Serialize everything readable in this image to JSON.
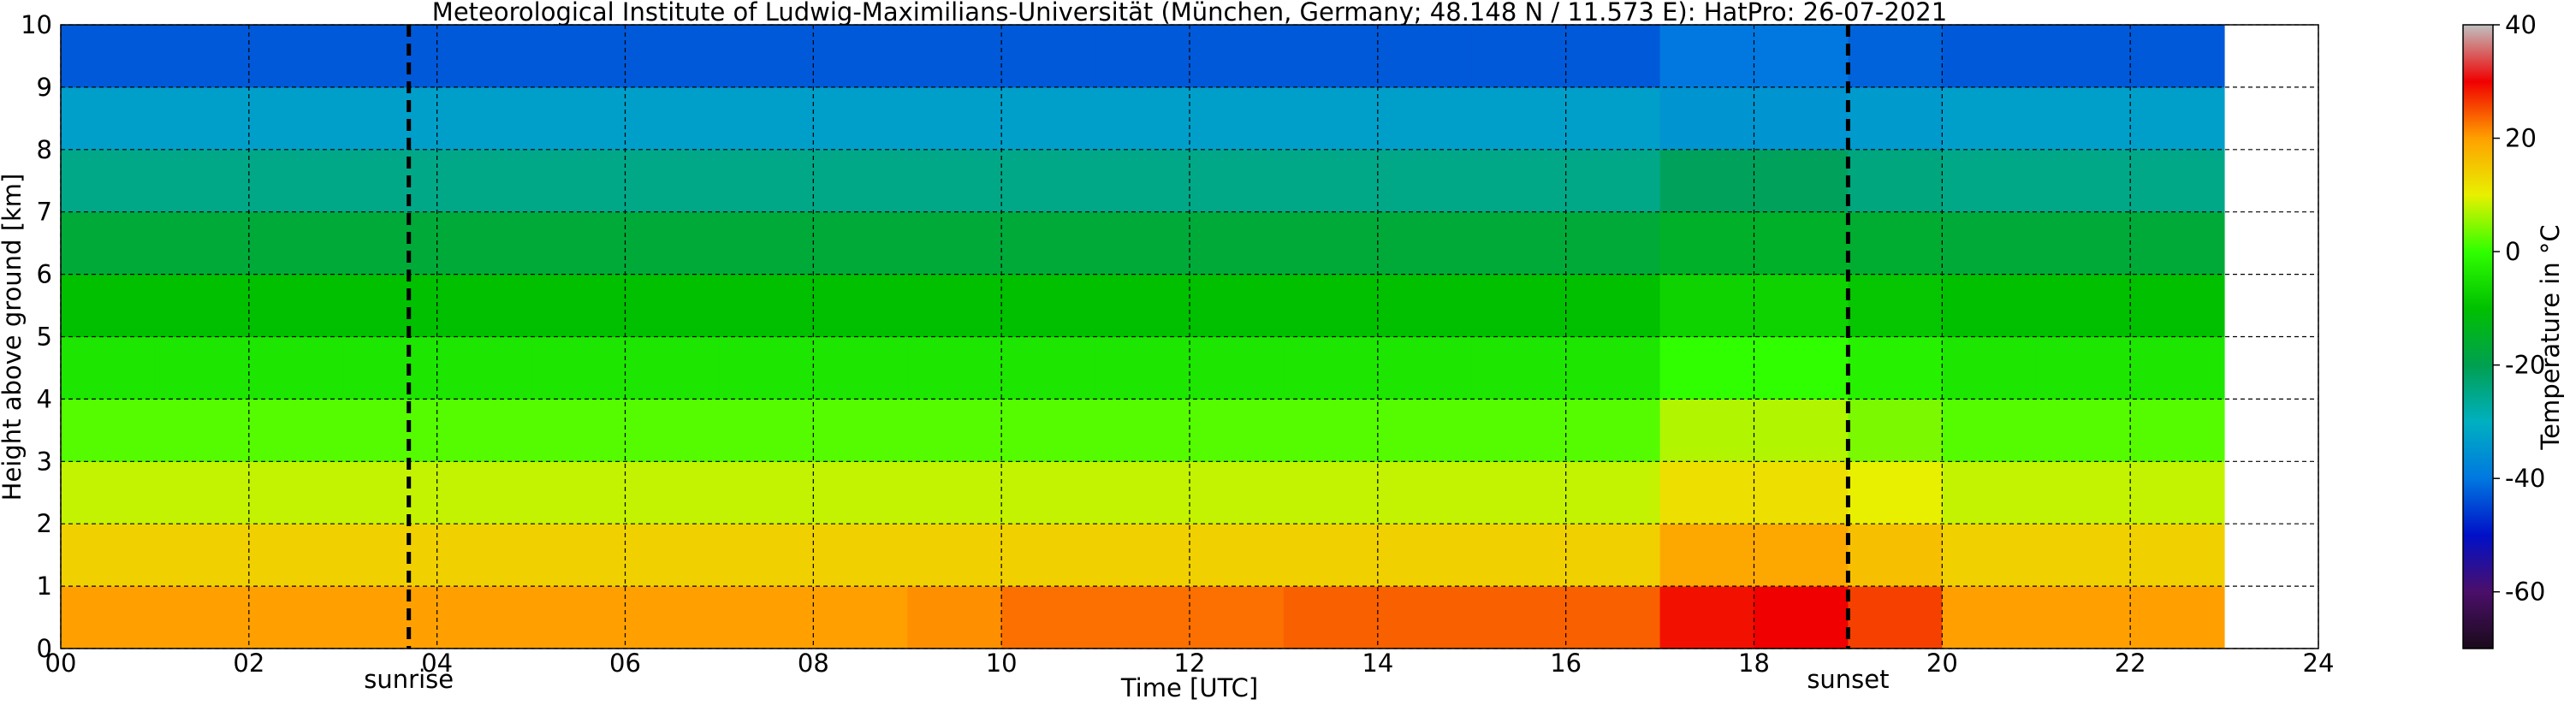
{
  "chart_data": {
    "type": "heatmap",
    "title": "Meteorological Institute of Ludwig-Maximilians-Universität (München, Germany; 48.148 N / 11.573 E):    HatPro: 26-07-2021",
    "xlabel": "Time [UTC]",
    "ylabel": "Height above ground [km]",
    "colorbar_label": "Temperature in °C",
    "xlim": [
      0,
      24
    ],
    "ylim": [
      0,
      10
    ],
    "xticks": [
      {
        "value": 0,
        "label": "00"
      },
      {
        "value": 2,
        "label": "02"
      },
      {
        "value": 4,
        "label": "04"
      },
      {
        "value": 6,
        "label": "06"
      },
      {
        "value": 8,
        "label": "08"
      },
      10,
      12,
      14,
      16,
      18,
      20,
      22,
      24
    ],
    "yticks": [
      0,
      1,
      2,
      3,
      4,
      5,
      6,
      7,
      8,
      9,
      10
    ],
    "clim": [
      -70,
      40
    ],
    "cticks": [
      -60,
      -40,
      -20,
      0,
      20,
      40
    ],
    "colormap": [
      "#1a0a1a",
      "#4b0f6a",
      "#0010c8",
      "#0078e0",
      "#00b0c0",
      "#00a050",
      "#00c000",
      "#30ff00",
      "#e8f000",
      "#ffa000",
      "#f00000",
      "#c0c0c0"
    ],
    "grid": true,
    "x_edges": [
      0,
      1,
      2,
      3,
      4,
      5,
      6,
      7,
      8,
      9,
      10,
      11,
      12,
      13,
      14,
      15,
      16,
      17,
      18,
      19,
      20,
      21,
      22,
      23
    ],
    "y_edges": [
      0,
      1,
      2,
      3,
      4,
      5,
      6,
      7,
      8,
      9,
      10
    ],
    "z": [
      [
        20,
        20,
        20,
        20,
        20,
        20,
        20,
        20,
        20,
        21,
        23,
        23,
        23,
        24,
        24,
        24,
        24,
        29,
        30,
        26,
        20,
        20,
        20
      ],
      [
        14,
        14,
        14,
        14,
        14,
        14,
        14,
        14,
        14,
        14,
        14,
        14,
        14,
        14,
        14,
        14,
        14,
        19,
        19,
        16,
        14,
        14,
        14
      ],
      [
        8,
        8,
        8,
        8,
        8,
        8,
        8,
        8,
        8,
        8,
        8,
        8,
        8,
        8,
        8,
        8,
        8,
        12,
        12,
        10,
        8,
        8,
        8
      ],
      [
        2,
        2,
        2,
        2,
        2,
        2,
        2,
        2,
        2,
        2,
        2,
        2,
        2,
        2,
        2,
        2,
        2,
        7,
        7,
        4,
        2,
        2,
        2
      ],
      [
        -4,
        -4,
        -4,
        -4,
        -4,
        -4,
        -4,
        -4,
        -4,
        -4,
        -4,
        -4,
        -4,
        -4,
        -4,
        -4,
        -4,
        0,
        0,
        -2,
        -4,
        -4,
        -4
      ],
      [
        -10,
        -10,
        -10,
        -10,
        -10,
        -10,
        -10,
        -10,
        -10,
        -10,
        -10,
        -10,
        -10,
        -10,
        -10,
        -10,
        -10,
        -7,
        -7,
        -9,
        -10,
        -10,
        -10
      ],
      [
        -17,
        -17,
        -17,
        -17,
        -17,
        -17,
        -17,
        -17,
        -17,
        -17,
        -17,
        -17,
        -17,
        -17,
        -17,
        -17,
        -17,
        -15,
        -15,
        -16,
        -17,
        -17,
        -17
      ],
      [
        -25,
        -25,
        -25,
        -25,
        -25,
        -25,
        -25,
        -25,
        -25,
        -25,
        -25,
        -25,
        -25,
        -25,
        -25,
        -25,
        -25,
        -21,
        -21,
        -24,
        -25,
        -25,
        -25
      ],
      [
        -33,
        -33,
        -33,
        -33,
        -33,
        -33,
        -33,
        -33,
        -33,
        -33,
        -33,
        -33,
        -33,
        -33,
        -33,
        -33,
        -33,
        -35,
        -35,
        -34,
        -33,
        -33,
        -33
      ],
      [
        -43,
        -43,
        -43,
        -43,
        -43,
        -43,
        -43,
        -43,
        -43,
        -43,
        -43,
        -43,
        -43,
        -43,
        -43,
        -43,
        -43,
        -40,
        -40,
        -42,
        -43,
        -43,
        -43
      ]
    ],
    "annotations": [
      {
        "text": "sunrise",
        "x": 3.7
      },
      {
        "text": "sunset",
        "x": 19.0
      }
    ]
  }
}
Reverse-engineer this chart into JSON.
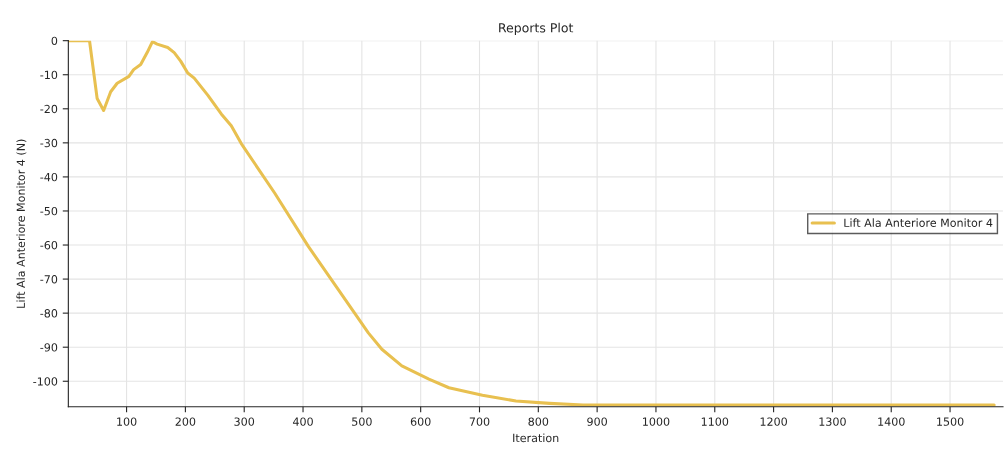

------

TASK PROMPT
From the data above, show each line that contains "this".

FULL OUTPUT
Serialize everything readable in this image to JSON.
Reverse-engineer this chart into JSON.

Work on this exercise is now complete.